## REQUIREMENT
In your copy, repeat the records exactly and leave out the pictures.

## LISTING
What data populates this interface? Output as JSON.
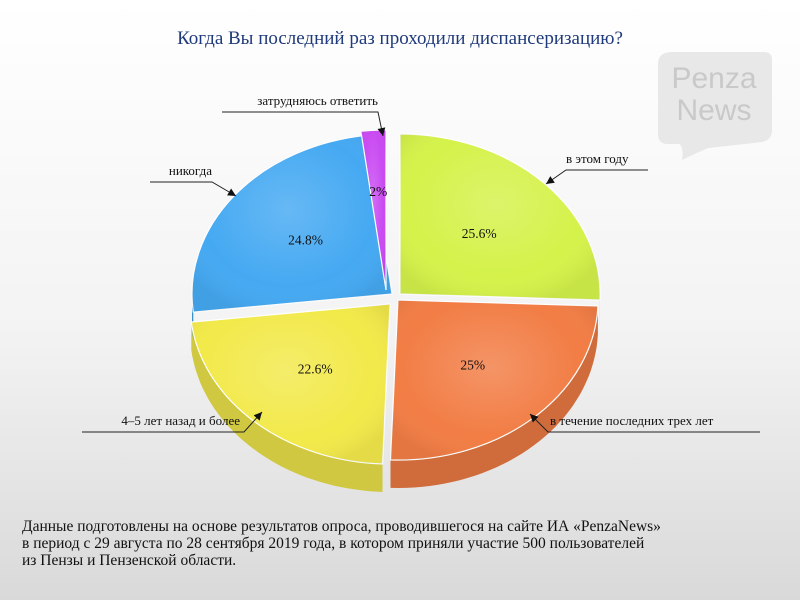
{
  "chart_data": {
    "type": "pie",
    "title": "Когда Вы последний раз проходили диспансеризацию?",
    "slices": [
      {
        "label": "в этом году",
        "value": 25.6,
        "display": "25.6%",
        "color": "#d4f24a"
      },
      {
        "label": "в течение последних трех лет",
        "value": 25,
        "display": "25%",
        "color": "#f27d45"
      },
      {
        "label": "4–5 лет назад и более",
        "value": 22.6,
        "display": "22.6%",
        "color": "#f2e94a"
      },
      {
        "label": "никогда",
        "value": 24.8,
        "display": "24.8%",
        "color": "#45a9f2"
      },
      {
        "label": "затрудняюсь ответить",
        "value": 2,
        "display": "2%",
        "color": "#c94af2"
      }
    ]
  },
  "watermark": {
    "line1": "Penza",
    "line2": "News"
  },
  "caption": {
    "line1": "Данные подготовлены на основе результатов опроса, проводившегося на сайте ИА «PenzaNews»",
    "line2": "в период с 29 августа по 28 сентября 2019 года, в котором приняли участие 500 пользователей",
    "line3": "из Пензы и Пензенской области."
  }
}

## TASK ANSWER
What data populates this interface? Output as JSON.
{
  "chart_data": {
    "type": "pie",
    "title": "Когда Вы последний раз проходили диспансеризацию?",
    "slices": [
      {
        "label": "в этом году",
        "value": 25.6,
        "display": "25.6%",
        "color": "#d4f24a"
      },
      {
        "label": "в течение последних трех лет",
        "value": 25,
        "display": "25%",
        "color": "#f27d45"
      },
      {
        "label": "4–5 лет назад и более",
        "value": 22.6,
        "display": "22.6%",
        "color": "#f2e94a"
      },
      {
        "label": "никогда",
        "value": 24.8,
        "display": "24.8%",
        "color": "#45a9f2"
      },
      {
        "label": "затрудняюсь ответить",
        "value": 2,
        "display": "2%",
        "color": "#c94af2"
      }
    ]
  },
  "watermark": {
    "line1": "Penza",
    "line2": "News"
  },
  "caption": {
    "line1": "Данные подготовлены на основе результатов опроса, проводившегося на сайте ИА «PenzaNews»",
    "line2": "в период с 29 августа по 28 сентября 2019 года, в котором приняли участие 500 пользователей",
    "line3": "из Пензы и Пензенской области."
  }
}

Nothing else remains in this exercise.